Görev Tanımı
Lütfen Demirtaş'ın sözlerini aktaran metinde "ERDOĞAN İNKAR ETMEDİ" ifadesinden "süreci unutturmaya çalışıyor." ifadesine kadar uzanan bölümün tamamını yeniden yaz. Bu bölümü, "arkadaşlarım" yerine "yol arkadaşlarım" koyarak güncelle.

Metin Alıntısı
* * * *
İddianamede çözüm sürecine değinilmediğini dile getiren Demirtaş, şunları söyledi:

İDDİA MAKAMINA GÖRE ÇÖZÜM SÜRECİ YOK

Hiçbir mütalaalarda, iddianame de çözüm sürecinden bahsedilmiyor. Mütalaa, çözüm süreci yokmuş gibi davranıyor çünkü o atmosferde kurulanan bir sözün anlamı daha farklı. İddia makamına göre çözüm süreci yok. Demokratik Toplum Kongresi’nin Cemil Çiçek imzasıyla Meclis’e davet edildiğini görmüyor ama Yargıtay’ın DTK’ya ilişkin kararını görüyor. DTK’nin hala yasal çalışma yürüttüğünü görmüyor. AKP’nin o dönemdeki politikaları yokmuş gibi davranıyor. O dönemin Başbakanı Erdoğan’ın ‘MİT Müsteşarı gidip İmralı’ya görüşecek’ dediğini görmüyor. O dönemin Hükümet Sözcüsü Arınç, ‘Bizim dönemimizde PKK bayrağını açmak suç olmaktan çıktı’ diyor. O dönem herhangi bir savcı çıkıp ‘bunlar suç’ diyebilir miydi?"

ERDOĞAN İNKAR ETMEDİ

Sırrı Süreyya Önder, devlet görevlisinin yanında konuşuyor ama ne devlet görevlisi ne Erdoğan inkar etmedi. Belgelerde, Erdoğan ‘Ben Apo’yla anlaştım’ diyor ama savcı bunu görmüyor. Hangi konuda anlaştınız diye niye sormuyor. Hangi konuda anlaştıklarını bilmiyoruz. Başbakan, İmralı’da Öcalan’la anlaştığı anda ben ve arkadaşlarım ‘Sayın Öcalan’ dediğimiz için yargılanıyoruz. Savcılık, o süreci unutturmaya çalışıyor.

HDP’YE YÖNELİK SALDIRILAR, IŞİD KATLİAMLARI DOSYADA YOK

Başka ne yok bu dosyada IŞİD yok. IŞİD'in yaptıkları yok mütalaada, Türkiye şehirlerindeki IŞİD katliamları yok. Bunlara yer vermezseniz kimse neden Kobanê için çağrı yaptığımızı anlayamaz. Başka ne yok, 2013-2020 tarihleri arasında HDP binalarına, HDP yöneticilerine yönelik saldırılar yok. HDP, ne kadar saldırıya uğramış, bir sonraki celsede bunları hatırlatalım. Adana, İstanbul binalarımız bombalanmış, Genel Merkezimiz yakılmış, çalışanımız 52 kurşunla öldürülmüş, parti çalışanımız minibüsle canlı canlı yakılmış, Diyarbakır mitingimiz bombalanmış ama bunlar dosyada yok. Savcı dosya ile ilişkili AİHM kararlarını da görmüyor. Savcı bunlar yokmuş gibi davranıyor. Buna karşılık, örgütten kaçmış, kendini kurtarmaya çalışan, bize iftira atanların varlığını görüyor.
* * * *
Verilen Satırlar
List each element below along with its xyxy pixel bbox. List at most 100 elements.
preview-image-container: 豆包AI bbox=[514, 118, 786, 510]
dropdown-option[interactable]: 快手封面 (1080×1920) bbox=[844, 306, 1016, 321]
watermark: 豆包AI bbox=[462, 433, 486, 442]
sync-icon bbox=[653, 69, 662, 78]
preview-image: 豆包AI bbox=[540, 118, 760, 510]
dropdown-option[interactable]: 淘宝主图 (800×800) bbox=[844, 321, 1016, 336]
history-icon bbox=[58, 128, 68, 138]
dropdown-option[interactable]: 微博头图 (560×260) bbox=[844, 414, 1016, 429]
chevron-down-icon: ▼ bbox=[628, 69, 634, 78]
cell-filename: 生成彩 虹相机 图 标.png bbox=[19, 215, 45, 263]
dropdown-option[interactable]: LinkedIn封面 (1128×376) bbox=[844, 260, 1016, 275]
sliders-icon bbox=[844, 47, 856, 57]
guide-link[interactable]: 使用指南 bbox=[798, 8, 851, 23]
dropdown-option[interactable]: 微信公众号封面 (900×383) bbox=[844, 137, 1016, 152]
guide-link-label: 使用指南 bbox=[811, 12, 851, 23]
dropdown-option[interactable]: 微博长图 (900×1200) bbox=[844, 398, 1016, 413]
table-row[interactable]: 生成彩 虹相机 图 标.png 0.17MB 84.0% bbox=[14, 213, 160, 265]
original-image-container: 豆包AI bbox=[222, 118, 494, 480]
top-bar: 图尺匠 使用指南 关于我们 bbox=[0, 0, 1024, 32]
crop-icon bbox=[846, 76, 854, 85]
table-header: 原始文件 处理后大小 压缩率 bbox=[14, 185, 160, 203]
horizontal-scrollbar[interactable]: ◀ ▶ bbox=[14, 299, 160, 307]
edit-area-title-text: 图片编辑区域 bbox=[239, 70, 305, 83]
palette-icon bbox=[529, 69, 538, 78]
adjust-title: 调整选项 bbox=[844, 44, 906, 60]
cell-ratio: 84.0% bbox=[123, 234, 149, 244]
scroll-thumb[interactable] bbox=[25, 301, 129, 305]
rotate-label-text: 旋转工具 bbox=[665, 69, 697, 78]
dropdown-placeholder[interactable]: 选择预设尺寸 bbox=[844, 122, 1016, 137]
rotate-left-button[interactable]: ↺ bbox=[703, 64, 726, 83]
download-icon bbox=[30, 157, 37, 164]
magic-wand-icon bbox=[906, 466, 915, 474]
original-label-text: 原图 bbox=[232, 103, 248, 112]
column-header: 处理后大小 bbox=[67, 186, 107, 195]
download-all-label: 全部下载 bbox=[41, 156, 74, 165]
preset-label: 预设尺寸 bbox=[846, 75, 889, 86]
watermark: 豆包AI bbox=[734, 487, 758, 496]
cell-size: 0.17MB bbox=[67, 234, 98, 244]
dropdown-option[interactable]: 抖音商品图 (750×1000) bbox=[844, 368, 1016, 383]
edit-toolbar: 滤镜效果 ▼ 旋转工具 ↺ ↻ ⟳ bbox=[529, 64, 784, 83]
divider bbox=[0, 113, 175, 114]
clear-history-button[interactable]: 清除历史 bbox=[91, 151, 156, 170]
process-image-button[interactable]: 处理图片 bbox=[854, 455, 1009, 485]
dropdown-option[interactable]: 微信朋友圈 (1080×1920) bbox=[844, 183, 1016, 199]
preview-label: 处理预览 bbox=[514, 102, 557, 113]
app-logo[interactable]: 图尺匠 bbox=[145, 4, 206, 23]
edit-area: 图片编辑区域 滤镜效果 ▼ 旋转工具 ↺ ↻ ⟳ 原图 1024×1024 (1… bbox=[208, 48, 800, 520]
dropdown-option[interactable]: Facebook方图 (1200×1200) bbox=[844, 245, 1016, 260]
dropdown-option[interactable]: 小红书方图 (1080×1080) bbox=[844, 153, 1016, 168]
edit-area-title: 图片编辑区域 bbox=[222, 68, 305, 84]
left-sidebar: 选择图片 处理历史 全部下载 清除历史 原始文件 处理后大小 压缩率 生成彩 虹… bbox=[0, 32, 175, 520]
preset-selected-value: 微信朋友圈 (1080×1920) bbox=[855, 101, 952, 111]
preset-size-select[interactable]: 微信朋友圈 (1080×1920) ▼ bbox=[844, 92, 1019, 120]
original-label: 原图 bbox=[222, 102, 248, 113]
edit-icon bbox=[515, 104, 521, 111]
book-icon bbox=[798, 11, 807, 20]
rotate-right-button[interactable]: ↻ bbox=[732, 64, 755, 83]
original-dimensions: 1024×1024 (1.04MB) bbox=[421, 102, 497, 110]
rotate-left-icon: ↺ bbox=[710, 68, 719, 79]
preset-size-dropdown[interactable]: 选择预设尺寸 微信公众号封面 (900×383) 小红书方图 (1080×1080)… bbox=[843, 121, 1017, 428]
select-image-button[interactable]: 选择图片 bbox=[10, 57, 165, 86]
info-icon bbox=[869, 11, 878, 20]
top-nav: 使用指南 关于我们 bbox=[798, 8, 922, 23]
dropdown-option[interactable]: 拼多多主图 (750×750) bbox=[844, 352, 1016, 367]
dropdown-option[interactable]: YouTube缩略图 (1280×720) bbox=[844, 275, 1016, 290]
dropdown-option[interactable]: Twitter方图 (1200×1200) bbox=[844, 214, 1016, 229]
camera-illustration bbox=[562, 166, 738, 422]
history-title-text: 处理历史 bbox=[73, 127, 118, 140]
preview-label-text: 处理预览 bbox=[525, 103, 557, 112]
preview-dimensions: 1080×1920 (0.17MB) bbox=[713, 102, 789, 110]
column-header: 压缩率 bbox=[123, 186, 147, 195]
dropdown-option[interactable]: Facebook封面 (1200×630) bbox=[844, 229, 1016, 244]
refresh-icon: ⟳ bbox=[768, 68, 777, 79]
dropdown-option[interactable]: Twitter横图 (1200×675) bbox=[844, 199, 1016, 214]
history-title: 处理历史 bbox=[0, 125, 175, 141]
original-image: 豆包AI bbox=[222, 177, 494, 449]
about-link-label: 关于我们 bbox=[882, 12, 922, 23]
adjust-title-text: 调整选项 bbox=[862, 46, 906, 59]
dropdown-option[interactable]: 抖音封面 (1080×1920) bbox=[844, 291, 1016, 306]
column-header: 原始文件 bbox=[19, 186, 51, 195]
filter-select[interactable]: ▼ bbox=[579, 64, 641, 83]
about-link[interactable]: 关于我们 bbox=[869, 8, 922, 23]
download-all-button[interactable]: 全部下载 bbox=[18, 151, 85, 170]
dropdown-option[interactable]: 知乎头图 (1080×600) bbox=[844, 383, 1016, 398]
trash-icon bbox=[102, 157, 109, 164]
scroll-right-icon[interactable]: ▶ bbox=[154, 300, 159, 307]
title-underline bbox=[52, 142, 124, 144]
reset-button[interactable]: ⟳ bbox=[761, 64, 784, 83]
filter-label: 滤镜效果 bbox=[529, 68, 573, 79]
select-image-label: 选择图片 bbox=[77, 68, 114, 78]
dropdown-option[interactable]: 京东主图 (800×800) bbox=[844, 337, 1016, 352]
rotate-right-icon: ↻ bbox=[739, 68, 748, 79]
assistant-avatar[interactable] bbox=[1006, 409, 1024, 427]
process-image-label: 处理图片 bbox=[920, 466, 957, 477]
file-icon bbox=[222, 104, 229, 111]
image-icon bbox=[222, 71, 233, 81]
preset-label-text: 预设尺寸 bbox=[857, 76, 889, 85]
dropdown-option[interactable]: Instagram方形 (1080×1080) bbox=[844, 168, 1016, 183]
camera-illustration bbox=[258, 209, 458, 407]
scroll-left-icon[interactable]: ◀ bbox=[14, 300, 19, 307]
* * * *
Doğru Yanıt
ERDOĞAN İNKAR ETMEDİ

Sırrı Süreyya Önder, devlet görevlisinin yanında konuşuyor ama ne devlet görevlisi ne Erdoğan inkar etmedi. Belgelerde, Erdoğan ‘Ben Apo’yla anlaştım’ diyor ama savcı bunu görmüyor. Hangi konuda anlaştınız diye niye sormuyor. Hangi konuda anlaştıklarını bilmiyoruz. Başbakan, İmralı’da Öcalan’la anlaştığı anda ben ve yol arkadaşlarım ‘Sayın Öcalan’ dediğimiz için yargılanıyoruz. Savcılık, o süreci unutturmaya çalışıyor.